**What you need to do**:
- A) Answer each question from the homily below:
(i) What does the first son say, and what does he actually do?
(ii) What is the Latin word for humility, and from which word is it derived?
(iii) Which scripture reference is cited for Christ as "the way, the truth, and the life"?
- B) Reproduce a passage from the homily below word for word, beginning at the words "Let us ask God" and stopping after "our future. Amen.".

**Page excerpt**:
.....

The Gospel for this Sunday speaks of two sons, but behind them, in a mysterious way, there is a third son. The first son says “no,” but does the father’s will. The second son says “yes,” but does not do what he was asked. The third son both says “yes” and does what he was asked. This third son is the Only-begotten Son of God, Jesus Christ, who has gathered us all here. Jesus, on entering the world, said: “Lo, I have come to do thy will, O God” (Heb 10:7). He not only said “yes”, he acted on it. As the Christological hymn from the second reading says: “Though he was in the form of God, [Jesus] did not count equality with God a thing to be grasped, but emptied himself, taking the form of a servant, being born in the likeness of men. And being found in human form he humbled himself and became obedient unto death, even death on a Cross” (Phil. 2: 6-8). In humility and obedience, Jesus fulfilled the will of the Father and by dying on the Cross for his brothers and sisters, he saved us from our pride and obstinacy. Let us thank him for his sacrifice, let us bend our knees before his name and proclaim together with the disciples of the first generation: “Jesus Christ is Lord, to the glory of God the Father” (Phil 2:11). 

The Christian life must continually measure itself by Christ: “Have this mind among yourselves, which is yours in Christ Jesus” (Phil 2:5), as Saint Paul says in the introduction to the Christological hymn. A few verses before, he exhorts his readers: “So if there is any encouragement in Christ, any incentive of love, any participation in the Spirit, any affection and sympathy, complete my joy by being of the same mind, having the same love, being in full accord and of one mind” (Phil 2:1-2). Just as Christ was totally united to the Father and obedient to him, so too the disciples must obey God and be of one mind among themselves. Dear friends, with Paul I dare to exhort you: complete my joy by being firmly united in Christ. The Church in Germany will overcome the great challenges of the present and future, and it will remain a leaven in society, if the priests, consecrated men and women, and the lay faithful, in fidelity to their respective vocations, work together in unity, if the parishes, communities, and movements support and enrich each other, if the baptized and confirmed, in union with their bishop, lift high the torch of untarnished faith and allow it to enlighten their abundant knowledge and skills. The Church in Germany will continue to be a blessing for the entire Catholic world: if she remains faithfully united with the Successors of Saint Peter and the Apostles, if she fosters cooperation in various ways with mission countries and allows herself to be “infected” by the joy that marks the faith of these 
young Churches.

To his exhortation to unity, Paul adds a call to humility: “Do nothing from selfishness or conceit, but in humility count others better than yourselves. Let each of you look not only to his own interests, but also to the interests of others” (Phil 2:3-4). Christian life is a life for others: existing for others, humble service of neighbour and of the common good. Dear friends, humility is a virtue that does not enjoy great esteem today. But the Lord’s disciples know that this virtue is, so to speak, the oil that makes the process of dialogue fruitful, cooperation simple and unity sincere. The Latin word for humility, humilitas, is derived from humus and indicates closeness to the earth. Those who are humble stand with their two feet on the ground, but above all they listen to Christ, the Word of God, who ceaselessly renews the Church and each of her members.

Let us ask God for the courage and the humility to walk the path of faith, to draw from the riches of his mercy, and to fix our gaze on Christ, the Word, who makes all things new and is for us “the way, the truth, and the life” (Jn 14:6): he is our future. Amen.

.....

**Data shown**:
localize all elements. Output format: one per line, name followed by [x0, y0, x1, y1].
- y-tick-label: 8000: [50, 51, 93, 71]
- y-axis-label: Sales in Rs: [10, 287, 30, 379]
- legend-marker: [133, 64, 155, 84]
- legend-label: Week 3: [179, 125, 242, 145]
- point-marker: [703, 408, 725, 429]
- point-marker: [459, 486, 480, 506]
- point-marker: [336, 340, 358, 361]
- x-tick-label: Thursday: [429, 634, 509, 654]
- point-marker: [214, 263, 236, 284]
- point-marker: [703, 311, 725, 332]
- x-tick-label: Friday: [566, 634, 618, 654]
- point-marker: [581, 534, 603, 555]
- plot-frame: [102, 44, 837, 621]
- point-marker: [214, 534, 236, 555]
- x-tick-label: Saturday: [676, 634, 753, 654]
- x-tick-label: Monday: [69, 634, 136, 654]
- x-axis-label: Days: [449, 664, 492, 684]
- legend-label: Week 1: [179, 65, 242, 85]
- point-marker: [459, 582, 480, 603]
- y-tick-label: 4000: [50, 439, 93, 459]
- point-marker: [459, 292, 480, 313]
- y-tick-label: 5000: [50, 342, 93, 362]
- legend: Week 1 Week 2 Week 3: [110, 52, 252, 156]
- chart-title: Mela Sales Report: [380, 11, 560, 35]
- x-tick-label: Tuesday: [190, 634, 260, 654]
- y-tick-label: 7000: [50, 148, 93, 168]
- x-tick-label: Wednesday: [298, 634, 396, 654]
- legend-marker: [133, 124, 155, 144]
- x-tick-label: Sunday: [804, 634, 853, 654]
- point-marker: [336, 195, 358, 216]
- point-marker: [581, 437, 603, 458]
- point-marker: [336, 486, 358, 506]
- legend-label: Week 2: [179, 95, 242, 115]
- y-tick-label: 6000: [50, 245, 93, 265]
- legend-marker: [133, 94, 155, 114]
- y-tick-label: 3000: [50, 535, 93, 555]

.....

**Answers for the tasks**:
- A)
(i) He says "no," but does the father's will.
(ii) Humilitas, derived from humus.
(iii) Jn 14:6.

- B)
Let us ask God for the courage and the humility to walk the path of faith, to draw from the riches of his mercy, and to fix our gaze on Christ, the Word, who makes all things new and is for us “the way, the truth, and the life” (Jn 14:6): he is our future. Amen.